-- begin DATA --
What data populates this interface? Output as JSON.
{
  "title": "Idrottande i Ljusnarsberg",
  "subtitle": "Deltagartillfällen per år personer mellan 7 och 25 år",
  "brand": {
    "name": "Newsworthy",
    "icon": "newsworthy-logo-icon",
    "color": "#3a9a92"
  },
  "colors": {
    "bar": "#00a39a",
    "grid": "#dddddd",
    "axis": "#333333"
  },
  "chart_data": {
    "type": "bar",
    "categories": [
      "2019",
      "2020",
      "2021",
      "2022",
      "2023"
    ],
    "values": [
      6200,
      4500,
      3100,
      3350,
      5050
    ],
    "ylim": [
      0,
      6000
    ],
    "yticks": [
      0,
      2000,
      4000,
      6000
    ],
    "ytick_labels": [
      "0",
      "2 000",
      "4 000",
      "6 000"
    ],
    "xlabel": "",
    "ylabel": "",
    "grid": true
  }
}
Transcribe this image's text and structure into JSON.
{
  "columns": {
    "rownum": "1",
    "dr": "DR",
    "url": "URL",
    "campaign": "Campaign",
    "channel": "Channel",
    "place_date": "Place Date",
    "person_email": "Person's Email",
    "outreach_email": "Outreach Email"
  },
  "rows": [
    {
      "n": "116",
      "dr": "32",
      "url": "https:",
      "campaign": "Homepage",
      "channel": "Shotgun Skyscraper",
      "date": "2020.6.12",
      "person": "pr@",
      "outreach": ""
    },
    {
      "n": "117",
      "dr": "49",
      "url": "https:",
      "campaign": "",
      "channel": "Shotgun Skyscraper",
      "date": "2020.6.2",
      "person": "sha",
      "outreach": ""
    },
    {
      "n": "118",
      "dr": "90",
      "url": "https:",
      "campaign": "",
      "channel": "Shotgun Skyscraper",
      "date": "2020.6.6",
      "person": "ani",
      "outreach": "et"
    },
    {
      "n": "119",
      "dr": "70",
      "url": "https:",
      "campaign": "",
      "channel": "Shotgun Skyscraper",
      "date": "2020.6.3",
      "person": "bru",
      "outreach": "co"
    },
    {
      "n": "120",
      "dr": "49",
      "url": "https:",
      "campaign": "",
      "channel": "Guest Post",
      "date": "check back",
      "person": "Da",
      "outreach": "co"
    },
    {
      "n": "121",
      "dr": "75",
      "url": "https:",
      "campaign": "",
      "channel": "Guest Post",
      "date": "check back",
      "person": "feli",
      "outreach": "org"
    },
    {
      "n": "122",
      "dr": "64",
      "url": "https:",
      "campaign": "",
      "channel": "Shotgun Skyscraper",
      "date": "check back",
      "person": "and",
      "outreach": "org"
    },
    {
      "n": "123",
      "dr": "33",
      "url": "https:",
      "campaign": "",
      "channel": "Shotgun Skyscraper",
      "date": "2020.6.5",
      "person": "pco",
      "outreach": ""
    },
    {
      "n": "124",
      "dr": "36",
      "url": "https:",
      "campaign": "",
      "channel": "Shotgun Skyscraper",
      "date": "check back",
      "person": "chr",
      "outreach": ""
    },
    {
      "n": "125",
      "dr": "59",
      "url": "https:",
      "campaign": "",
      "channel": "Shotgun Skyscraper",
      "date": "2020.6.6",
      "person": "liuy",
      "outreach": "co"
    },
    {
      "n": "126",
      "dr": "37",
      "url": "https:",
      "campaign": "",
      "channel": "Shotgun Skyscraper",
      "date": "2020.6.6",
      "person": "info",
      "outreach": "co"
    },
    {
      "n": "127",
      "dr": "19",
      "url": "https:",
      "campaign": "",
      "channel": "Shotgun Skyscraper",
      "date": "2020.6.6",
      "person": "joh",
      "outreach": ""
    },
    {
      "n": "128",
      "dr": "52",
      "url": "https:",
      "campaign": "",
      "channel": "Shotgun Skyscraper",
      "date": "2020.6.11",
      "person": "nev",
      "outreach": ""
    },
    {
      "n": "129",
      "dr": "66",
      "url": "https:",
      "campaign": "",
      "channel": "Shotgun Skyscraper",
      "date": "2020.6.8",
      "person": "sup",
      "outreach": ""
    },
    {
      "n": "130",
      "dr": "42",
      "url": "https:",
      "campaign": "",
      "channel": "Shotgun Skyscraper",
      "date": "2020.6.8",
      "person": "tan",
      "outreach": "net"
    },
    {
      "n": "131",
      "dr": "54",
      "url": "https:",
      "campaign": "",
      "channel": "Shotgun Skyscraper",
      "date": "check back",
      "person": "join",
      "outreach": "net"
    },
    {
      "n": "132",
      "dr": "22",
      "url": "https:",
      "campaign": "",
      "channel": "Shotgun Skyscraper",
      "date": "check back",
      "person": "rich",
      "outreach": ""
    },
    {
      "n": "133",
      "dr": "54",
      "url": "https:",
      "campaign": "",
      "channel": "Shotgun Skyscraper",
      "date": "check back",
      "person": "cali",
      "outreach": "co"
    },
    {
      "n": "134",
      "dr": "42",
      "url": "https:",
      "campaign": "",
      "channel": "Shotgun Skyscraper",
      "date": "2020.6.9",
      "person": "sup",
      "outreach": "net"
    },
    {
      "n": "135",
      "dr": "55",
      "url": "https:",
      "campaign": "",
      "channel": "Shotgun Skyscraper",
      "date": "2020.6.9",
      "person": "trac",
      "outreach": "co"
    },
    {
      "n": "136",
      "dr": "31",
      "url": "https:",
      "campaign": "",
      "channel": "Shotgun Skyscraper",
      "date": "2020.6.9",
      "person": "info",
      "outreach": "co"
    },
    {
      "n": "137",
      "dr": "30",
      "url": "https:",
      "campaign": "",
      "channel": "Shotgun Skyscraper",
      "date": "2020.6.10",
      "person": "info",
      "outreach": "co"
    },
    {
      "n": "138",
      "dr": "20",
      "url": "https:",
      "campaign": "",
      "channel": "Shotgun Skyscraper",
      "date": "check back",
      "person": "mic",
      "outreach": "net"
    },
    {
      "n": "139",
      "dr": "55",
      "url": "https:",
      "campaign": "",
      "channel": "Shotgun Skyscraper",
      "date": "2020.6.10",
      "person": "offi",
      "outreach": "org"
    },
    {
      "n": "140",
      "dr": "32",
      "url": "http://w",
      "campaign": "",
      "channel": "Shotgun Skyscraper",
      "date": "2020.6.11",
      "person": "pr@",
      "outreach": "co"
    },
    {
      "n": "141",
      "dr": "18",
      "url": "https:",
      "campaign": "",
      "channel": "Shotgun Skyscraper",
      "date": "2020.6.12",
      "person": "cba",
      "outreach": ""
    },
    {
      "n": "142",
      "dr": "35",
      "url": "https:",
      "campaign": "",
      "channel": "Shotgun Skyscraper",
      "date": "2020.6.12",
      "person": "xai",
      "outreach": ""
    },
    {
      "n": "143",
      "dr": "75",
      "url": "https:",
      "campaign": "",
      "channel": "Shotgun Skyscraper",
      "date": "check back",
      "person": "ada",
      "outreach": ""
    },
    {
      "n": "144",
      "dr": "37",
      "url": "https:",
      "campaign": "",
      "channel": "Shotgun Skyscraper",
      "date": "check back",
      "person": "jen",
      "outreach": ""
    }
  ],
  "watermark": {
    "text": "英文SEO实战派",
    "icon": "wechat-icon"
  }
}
-- end DATA --
EXERCISE TASK: Copy the data above exactly. Every line must be included.

FINISHED EXERCISE:
What data populates this interface? Output as JSON.
{
  "title": "Idrottande i Ljusnarsberg",
  "subtitle": "Deltagartillfällen per år personer mellan 7 och 25 år",
  "brand": {
    "name": "Newsworthy",
    "icon": "newsworthy-logo-icon",
    "color": "#3a9a92"
  },
  "colors": {
    "bar": "#00a39a",
    "grid": "#dddddd",
    "axis": "#333333"
  },
  "chart_data": {
    "type": "bar",
    "categories": [
      "2019",
      "2020",
      "2021",
      "2022",
      "2023"
    ],
    "values": [
      6200,
      4500,
      3100,
      3350,
      5050
    ],
    "ylim": [
      0,
      6000
    ],
    "yticks": [
      0,
      2000,
      4000,
      6000
    ],
    "ytick_labels": [
      "0",
      "2 000",
      "4 000",
      "6 000"
    ],
    "xlabel": "",
    "ylabel": "",
    "grid": true
  }
}
Transcribe this image's text and structure into JSON.
{
  "columns": {
    "rownum": "1",
    "dr": "DR",
    "url": "URL",
    "campaign": "Campaign",
    "channel": "Channel",
    "place_date": "Place Date",
    "person_email": "Person's Email",
    "outreach_email": "Outreach Email"
  },
  "rows": [
    {
      "n": "116",
      "dr": "32",
      "url": "https:",
      "campaign": "Homepage",
      "channel": "Shotgun Skyscraper",
      "date": "2020.6.12",
      "person": "pr@",
      "outreach": ""
    },
    {
      "n": "117",
      "dr": "49",
      "url": "https:",
      "campaign": "",
      "channel": "Shotgun Skyscraper",
      "date": "2020.6.2",
      "person": "sha",
      "outreach": ""
    },
    {
      "n": "118",
      "dr": "90",
      "url": "https:",
      "campaign": "",
      "channel": "Shotgun Skyscraper",
      "date": "2020.6.6",
      "person": "ani",
      "outreach": "et"
    },
    {
      "n": "119",
      "dr": "70",
      "url": "https:",
      "campaign": "",
      "channel": "Shotgun Skyscraper",
      "date": "2020.6.3",
      "person": "bru",
      "outreach": "co"
    },
    {
      "n": "120",
      "dr": "49",
      "url": "https:",
      "campaign": "",
      "channel": "Guest Post",
      "date": "check back",
      "person": "Da",
      "outreach": "co"
    },
    {
      "n": "121",
      "dr": "75",
      "url": "https:",
      "campaign": "",
      "channel": "Guest Post",
      "date": "check back",
      "person": "feli",
      "outreach": "org"
    },
    {
      "n": "122",
      "dr": "64",
      "url": "https:",
      "campaign": "",
      "channel": "Shotgun Skyscraper",
      "date": "check back",
      "person": "and",
      "outreach": "org"
    },
    {
      "n": "123",
      "dr": "33",
      "url": "https:",
      "campaign": "",
      "channel": "Shotgun Skyscraper",
      "date": "2020.6.5",
      "person": "pco",
      "outreach": ""
    },
    {
      "n": "124",
      "dr": "36",
      "url": "https:",
      "campaign": "",
      "channel": "Shotgun Skyscraper",
      "date": "check back",
      "person": "chr",
      "outreach": ""
    },
    {
      "n": "125",
      "dr": "59",
      "url": "https:",
      "campaign": "",
      "channel": "Shotgun Skyscraper",
      "date": "2020.6.6",
      "person": "liuy",
      "outreach": "co"
    },
    {
      "n": "126",
      "dr": "37",
      "url": "https:",
      "campaign": "",
      "channel": "Shotgun Skyscraper",
      "date": "2020.6.6",
      "person": "info",
      "outreach": "co"
    },
    {
      "n": "127",
      "dr": "19",
      "url": "https:",
      "campaign": "",
      "channel": "Shotgun Skyscraper",
      "date": "2020.6.6",
      "person": "joh",
      "outreach": ""
    },
    {
      "n": "128",
      "dr": "52",
      "url": "https:",
      "campaign": "",
      "channel": "Shotgun Skyscraper",
      "date": "2020.6.11",
      "person": "nev",
      "outreach": ""
    },
    {
      "n": "129",
      "dr": "66",
      "url": "https:",
      "campaign": "",
      "channel": "Shotgun Skyscraper",
      "date": "2020.6.8",
      "person": "sup",
      "outreach": ""
    },
    {
      "n": "130",
      "dr": "42",
      "url": "https:",
      "campaign": "",
      "channel": "Shotgun Skyscraper",
      "date": "2020.6.8",
      "person": "tan",
      "outreach": "net"
    },
    {
      "n": "131",
      "dr": "54",
      "url": "https:",
      "campaign": "",
      "channel": "Shotgun Skyscraper",
      "date": "check back",
      "person": "join",
      "outreach": "net"
    },
    {
      "n": "132",
      "dr": "22",
      "url": "https:",
      "campaign": "",
      "channel": "Shotgun Skyscraper",
      "date": "check back",
      "person": "rich",
      "outreach": ""
    },
    {
      "n": "133",
      "dr": "54",
      "url": "https:",
      "campaign": "",
      "channel": "Shotgun Skyscraper",
      "date": "check back",
      "person": "cali",
      "outreach": "co"
    },
    {
      "n": "134",
      "dr": "42",
      "url": "https:",
      "campaign": "",
      "channel": "Shotgun Skyscraper",
      "date": "2020.6.9",
      "person": "sup",
      "outreach": "net"
    },
    {
      "n": "135",
      "dr": "55",
      "url": "https:",
      "campaign": "",
      "channel": "Shotgun Skyscraper",
      "date": "2020.6.9",
      "person": "trac",
      "outreach": "co"
    },
    {
      "n": "136",
      "dr": "31",
      "url": "https:",
      "campaign": "",
      "channel": "Shotgun Skyscraper",
      "date": "2020.6.9",
      "person": "info",
      "outreach": "co"
    },
    {
      "n": "137",
      "dr": "30",
      "url": "https:",
      "campaign": "",
      "channel": "Shotgun Skyscraper",
      "date": "2020.6.10",
      "person": "info",
      "outreach": "co"
    },
    {
      "n": "138",
      "dr": "20",
      "url": "https:",
      "campaign": "",
      "channel": "Shotgun Skyscraper",
      "date": "check back",
      "person": "mic",
      "outreach": "net"
    },
    {
      "n": "139",
      "dr": "55",
      "url": "https:",
      "campaign": "",
      "channel": "Shotgun Skyscraper",
      "date": "2020.6.10",
      "person": "offi",
      "outreach": "org"
    },
    {
      "n": "140",
      "dr": "32",
      "url": "http://w",
      "campaign": "",
      "channel": "Shotgun Skyscraper",
      "date": "2020.6.11",
      "person": "pr@",
      "outreach": "co"
    },
    {
      "n": "141",
      "dr": "18",
      "url": "https:",
      "campaign": "",
      "channel": "Shotgun Skyscraper",
      "date": "2020.6.12",
      "person": "cba",
      "outreach": ""
    },
    {
      "n": "142",
      "dr": "35",
      "url": "https:",
      "campaign": "",
      "channel": "Shotgun Skyscraper",
      "date": "2020.6.12",
      "person": "xai",
      "outreach": ""
    },
    {
      "n": "143",
      "dr": "75",
      "url": "https:",
      "campaign": "",
      "channel": "Shotgun Skyscraper",
      "date": "check back",
      "person": "ada",
      "outreach": ""
    },
    {
      "n": "144",
      "dr": "37",
      "url": "https:",
      "campaign": "",
      "channel": "Shotgun Skyscraper",
      "date": "check back",
      "person": "jen",
      "outreach": ""
    }
  ],
  "watermark": {
    "text": "英文SEO实战派",
    "icon": "wechat-icon"
  }
}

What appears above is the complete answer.